__WHAT YOU ARE ASKED TO DO__: The records below are to be copied word for word, with every picture left out.

(Stored records)
* Start *

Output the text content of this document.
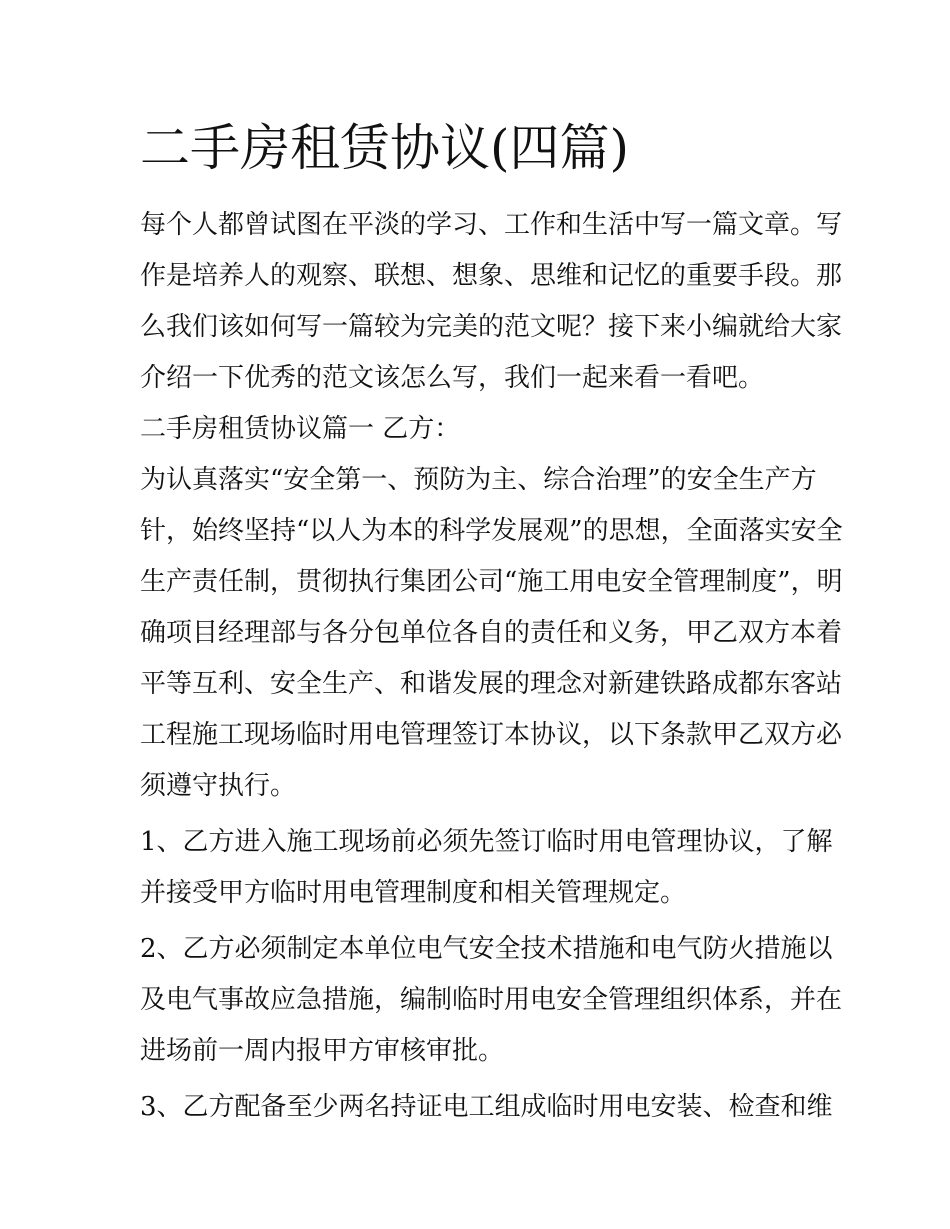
二手房租赁协议(四篇)

每个人都曾试图在平淡的学习、工作和生活中写一篇文章。写

作是培养人的观察、联想、想象、思维和记忆的重要手段。那

么我们该如何写一篇较为完美的范文呢？接下来小编就给大家

介绍一下优秀的范文该怎么写，我们一起来看一看吧。

二手房租赁协议篇一 乙方：

为认真落实“安全第一、预防为主、综合治理”的安全生产方

针，始终坚持“以人为本的科学发展观”的思想，全面落实安全

生产责任制，贯彻执行集团公司“施工用电安全管理制度”，明

确项目经理部与各分包单位各自的责任和义务，甲乙双方本着

平等互利、安全生产、和谐发展的理念对新建铁路成都东客站

工程施工现场临时用电管理签订本协议，以下条款甲乙双方必

须遵守执行。

1、乙方进入施工现场前必须先签订临时用电管理协议，了解

并接受甲方临时用电管理制度和相关管理规定。

2、乙方必须制定本单位电气安全技术措施和电气防火措施以

及电气事故应急措施，编制临时用电安全管理组织体系，并在

进场前一周内报甲方审核审批。

3、乙方配备至少两名持证电工组成临时用电安装、检查和维
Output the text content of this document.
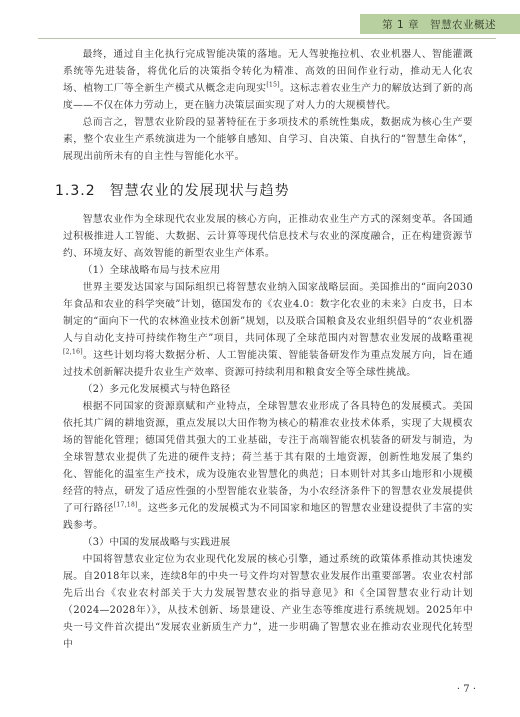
第 1 章　智慧农业概述

最终，通过自主化执行完成智能决策的落地。无人驾驶拖拉机、农业机器人、智能灌溉系统等先进装备，将优化后的决策指令转化为精准、高效的田间作业行动，推动无人化农场、植物工厂等全新生产模式从概念走向现实[15]。这标志着农业生产力的解放达到了新的高度——不仅在体力劳动上，更在脑力决策层面实现了对人力的大规模替代。

总而言之，智慧农业阶段的显著特征在于多项技术的系统性集成，数据成为核心生产要素，整个农业生产系统演进为一个能够自感知、自学习、自决策、自执行的“智慧生命体”，展现出前所未有的自主性与智能化水平。

1.3.2 智慧农业的发展现状与趋势

智慧农业作为全球现代农业发展的核心方向，正推动农业生产方式的深刻变革。各国通过积极推进人工智能、大数据、云计算等现代信息技术与农业的深度融合，正在构建资源节约、环境友好、高效智能的新型农业生产体系。

（1）全球战略布局与技术应用

世界主要发达国家与国际组织已将智慧农业纳入国家战略层面。美国推出的“面向2030年食品和农业的科学突破”计划，德国发布的《农业4.0：数字化农业的未来》白皮书，日本制定的“面向下一代的农林渔业技术创新”规划，以及联合国粮食及农业组织倡导的“农业机器人与自动化支持可持续作物生产”项目，共同体现了全球范围内对智慧农业发展的战略重视[2,16]。这些计划均将大数据分析、人工智能决策、智能装备研发作为重点发展方向，旨在通过技术创新解决提升农业生产效率、资源可持续利用和粮食安全等全球性挑战。

（2）多元化发展模式与特色路径

根据不同国家的资源禀赋和产业特点，全球智慧农业形成了各具特色的发展模式。美国依托其广阔的耕地资源，重点发展以大田作物为核心的精准农业技术体系，实现了大规模农场的智能化管理；德国凭借其强大的工业基础，专注于高端智能农机装备的研发与制造，为全球智慧农业提供了先进的硬件支持；荷兰基于其有限的土地资源，创新性地发展了集约化、智能化的温室生产技术，成为设施农业智慧化的典范；日本则针对其多山地形和小规模经营的特点，研发了适应性强的小型智能农业装备，为小农经济条件下的智慧农业发展提供了可行路径[17,18]。这些多元化的发展模式为不同国家和地区的智慧农业建设提供了丰富的实践参考。

（3）中国的发展战略与实践进展

中国将智慧农业定位为农业现代化发展的核心引擎，通过系统的政策体系推动其快速发展。自2018年以来，连续8年的中央一号文件均对智慧农业发展作出重要部署。农业农村部先后出台《农业农村部关于大力发展智慧农业的指导意见》和《全国智慧农业行动计划（2024—2028年）》，从技术创新、场景建设、产业生态等维度进行系统规划。2025年中央一号文件首次提出“发展农业新质生产力”，进一步明确了智慧农业在推动农业现代化转型中

· 7 ·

* End *

__REPLY__:
Output the text content of this document.
二手房租赁协议(四篇)

每个人都曾试图在平淡的学习、工作和生活中写一篇文章。写

作是培养人的观察、联想、想象、思维和记忆的重要手段。那

么我们该如何写一篇较为完美的范文呢？接下来小编就给大家

介绍一下优秀的范文该怎么写，我们一起来看一看吧。

二手房租赁协议篇一 乙方：

为认真落实“安全第一、预防为主、综合治理”的安全生产方

针，始终坚持“以人为本的科学发展观”的思想，全面落实安全

生产责任制，贯彻执行集团公司“施工用电安全管理制度”，明

确项目经理部与各分包单位各自的责任和义务，甲乙双方本着

平等互利、安全生产、和谐发展的理念对新建铁路成都东客站

工程施工现场临时用电管理签订本协议，以下条款甲乙双方必

须遵守执行。

1、乙方进入施工现场前必须先签订临时用电管理协议，了解

并接受甲方临时用电管理制度和相关管理规定。

2、乙方必须制定本单位电气安全技术措施和电气防火措施以

及电气事故应急措施，编制临时用电安全管理组织体系，并在

进场前一周内报甲方审核审批。

3、乙方配备至少两名持证电工组成临时用电安装、检查和维
Output the text content of this document.
第 1 章　智慧农业概述

最终，通过自主化执行完成智能决策的落地。无人驾驶拖拉机、农业机器人、智能灌溉系统等先进装备，将优化后的决策指令转化为精准、高效的田间作业行动，推动无人化农场、植物工厂等全新生产模式从概念走向现实[15]。这标志着农业生产力的解放达到了新的高度——不仅在体力劳动上，更在脑力决策层面实现了对人力的大规模替代。

总而言之，智慧农业阶段的显著特征在于多项技术的系统性集成，数据成为核心生产要素，整个农业生产系统演进为一个能够自感知、自学习、自决策、自执行的“智慧生命体”，展现出前所未有的自主性与智能化水平。

1.3.2 智慧农业的发展现状与趋势

智慧农业作为全球现代农业发展的核心方向，正推动农业生产方式的深刻变革。各国通过积极推进人工智能、大数据、云计算等现代信息技术与农业的深度融合，正在构建资源节约、环境友好、高效智能的新型农业生产体系。

（1）全球战略布局与技术应用

世界主要发达国家与国际组织已将智慧农业纳入国家战略层面。美国推出的“面向2030年食品和农业的科学突破”计划，德国发布的《农业4.0：数字化农业的未来》白皮书，日本制定的“面向下一代的农林渔业技术创新”规划，以及联合国粮食及农业组织倡导的“农业机器人与自动化支持可持续作物生产”项目，共同体现了全球范围内对智慧农业发展的战略重视[2,16]。这些计划均将大数据分析、人工智能决策、智能装备研发作为重点发展方向，旨在通过技术创新解决提升农业生产效率、资源可持续利用和粮食安全等全球性挑战。

（2）多元化发展模式与特色路径

根据不同国家的资源禀赋和产业特点，全球智慧农业形成了各具特色的发展模式。美国依托其广阔的耕地资源，重点发展以大田作物为核心的精准农业技术体系，实现了大规模农场的智能化管理；德国凭借其强大的工业基础，专注于高端智能农机装备的研发与制造，为全球智慧农业提供了先进的硬件支持；荷兰基于其有限的土地资源，创新性地发展了集约化、智能化的温室生产技术，成为设施农业智慧化的典范；日本则针对其多山地形和小规模经营的特点，研发了适应性强的小型智能农业装备，为小农经济条件下的智慧农业发展提供了可行路径[17,18]。这些多元化的发展模式为不同国家和地区的智慧农业建设提供了丰富的实践参考。

（3）中国的发展战略与实践进展

中国将智慧农业定位为农业现代化发展的核心引擎，通过系统的政策体系推动其快速发展。自2018年以来，连续8年的中央一号文件均对智慧农业发展作出重要部署。农业农村部先后出台《农业农村部关于大力发展智慧农业的指导意见》和《全国智慧农业行动计划（2024—2028年）》，从技术创新、场景建设、产业生态等维度进行系统规划。2025年中央一号文件首次提出“发展农业新质生产力”，进一步明确了智慧农业在推动农业现代化转型中

· 7 ·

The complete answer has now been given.